| Your instructions |
Do not include the pictures; repeat the rest of the data exactly.
--
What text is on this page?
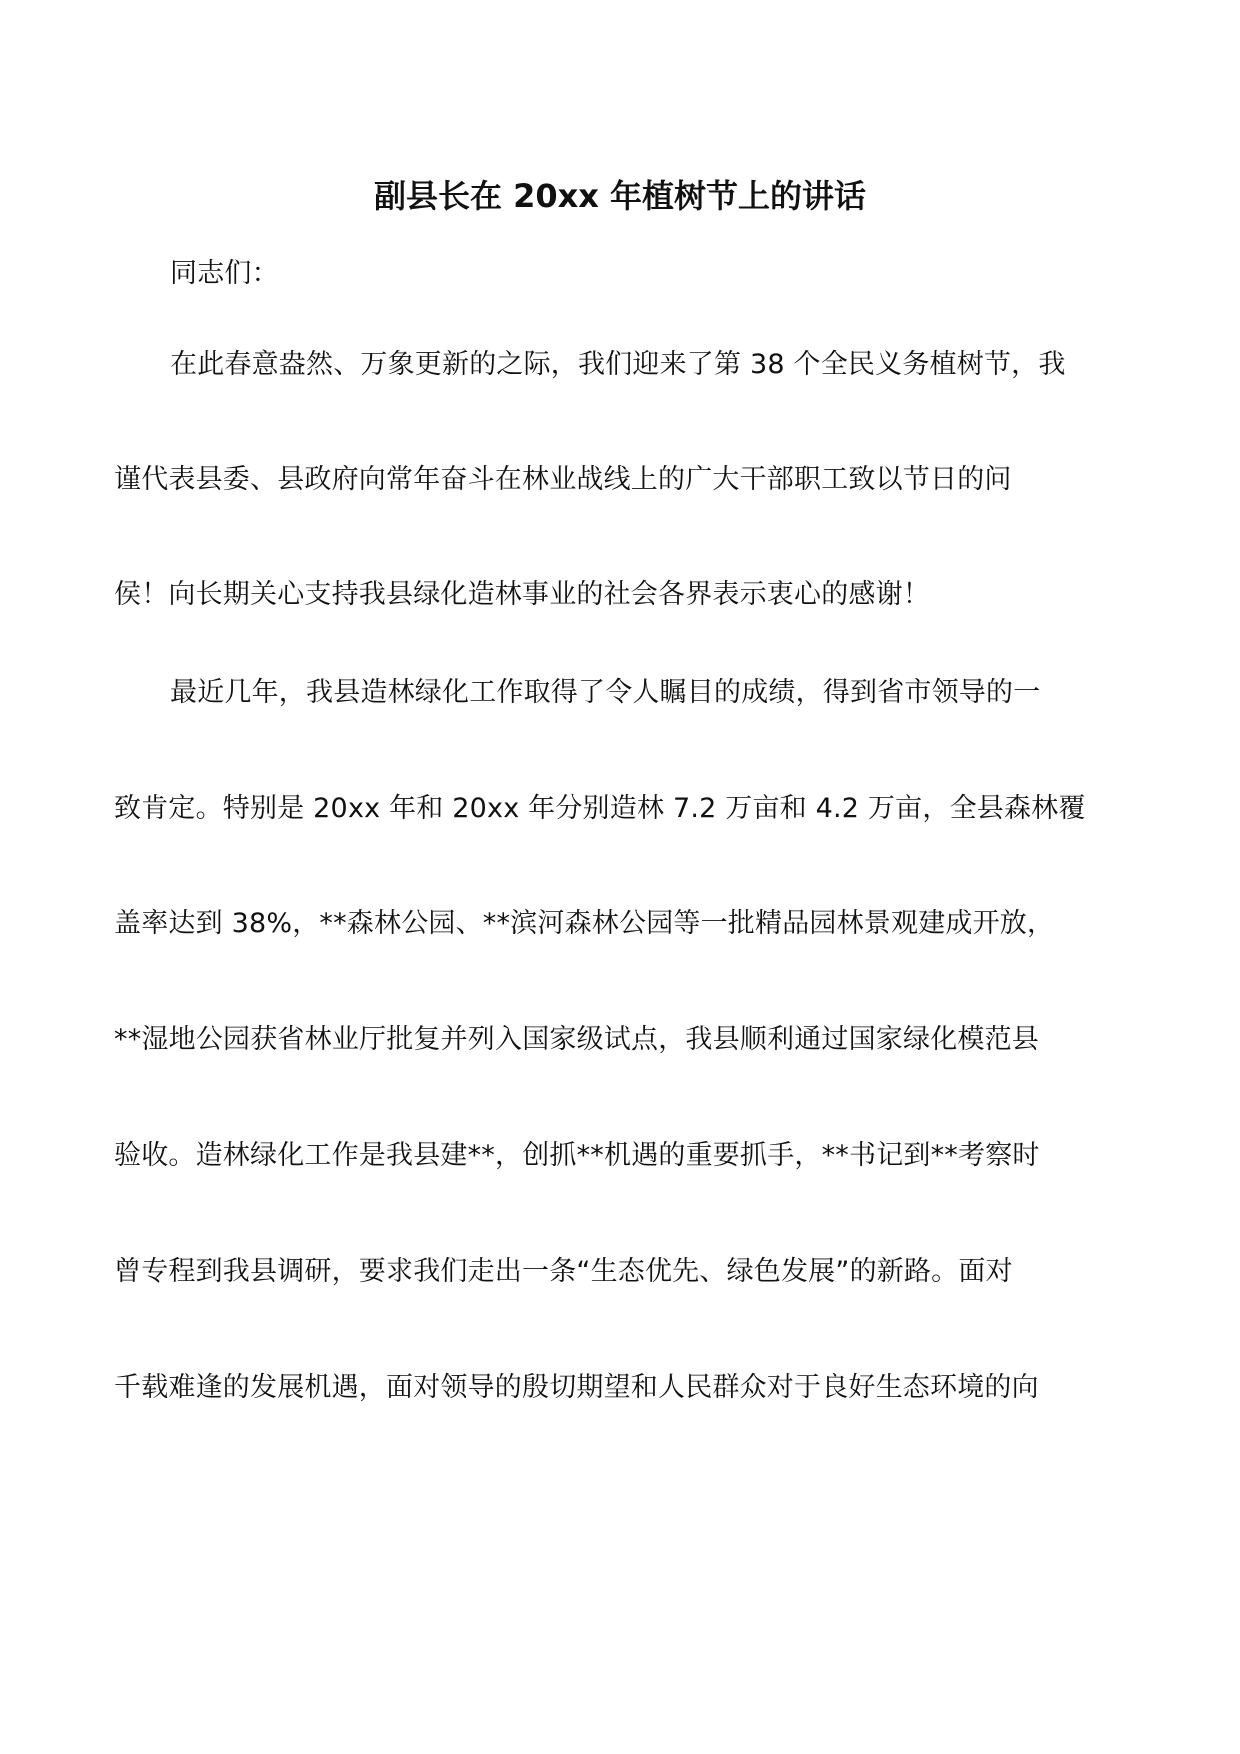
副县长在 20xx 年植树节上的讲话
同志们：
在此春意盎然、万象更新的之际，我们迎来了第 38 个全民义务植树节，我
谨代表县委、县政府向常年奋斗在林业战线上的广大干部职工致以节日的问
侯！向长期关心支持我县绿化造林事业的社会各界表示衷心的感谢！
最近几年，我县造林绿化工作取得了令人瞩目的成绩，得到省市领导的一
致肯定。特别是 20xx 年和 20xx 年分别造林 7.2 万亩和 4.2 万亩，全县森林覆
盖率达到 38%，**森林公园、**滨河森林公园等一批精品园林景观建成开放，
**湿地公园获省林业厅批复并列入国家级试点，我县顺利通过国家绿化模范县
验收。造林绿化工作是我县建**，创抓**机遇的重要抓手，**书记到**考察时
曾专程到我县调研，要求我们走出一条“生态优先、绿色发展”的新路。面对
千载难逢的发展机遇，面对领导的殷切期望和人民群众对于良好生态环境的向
--
| In response |
What text is on this page?
副县长在 20xx 年植树节上的讲话
同志们：
在此春意盎然、万象更新的之际，我们迎来了第 38 个全民义务植树节，我
谨代表县委、县政府向常年奋斗在林业战线上的广大干部职工致以节日的问
侯！向长期关心支持我县绿化造林事业的社会各界表示衷心的感谢！
最近几年，我县造林绿化工作取得了令人瞩目的成绩，得到省市领导的一
致肯定。特别是 20xx 年和 20xx 年分别造林 7.2 万亩和 4.2 万亩，全县森林覆
盖率达到 38%，**森林公园、**滨河森林公园等一批精品园林景观建成开放，
**湿地公园获省林业厅批复并列入国家级试点，我县顺利通过国家绿化模范县
验收。造林绿化工作是我县建**，创抓**机遇的重要抓手，**书记到**考察时
曾专程到我县调研，要求我们走出一条“生态优先、绿色发展”的新路。面对
千载难逢的发展机遇，面对领导的殷切期望和人民群众对于良好生态环境的向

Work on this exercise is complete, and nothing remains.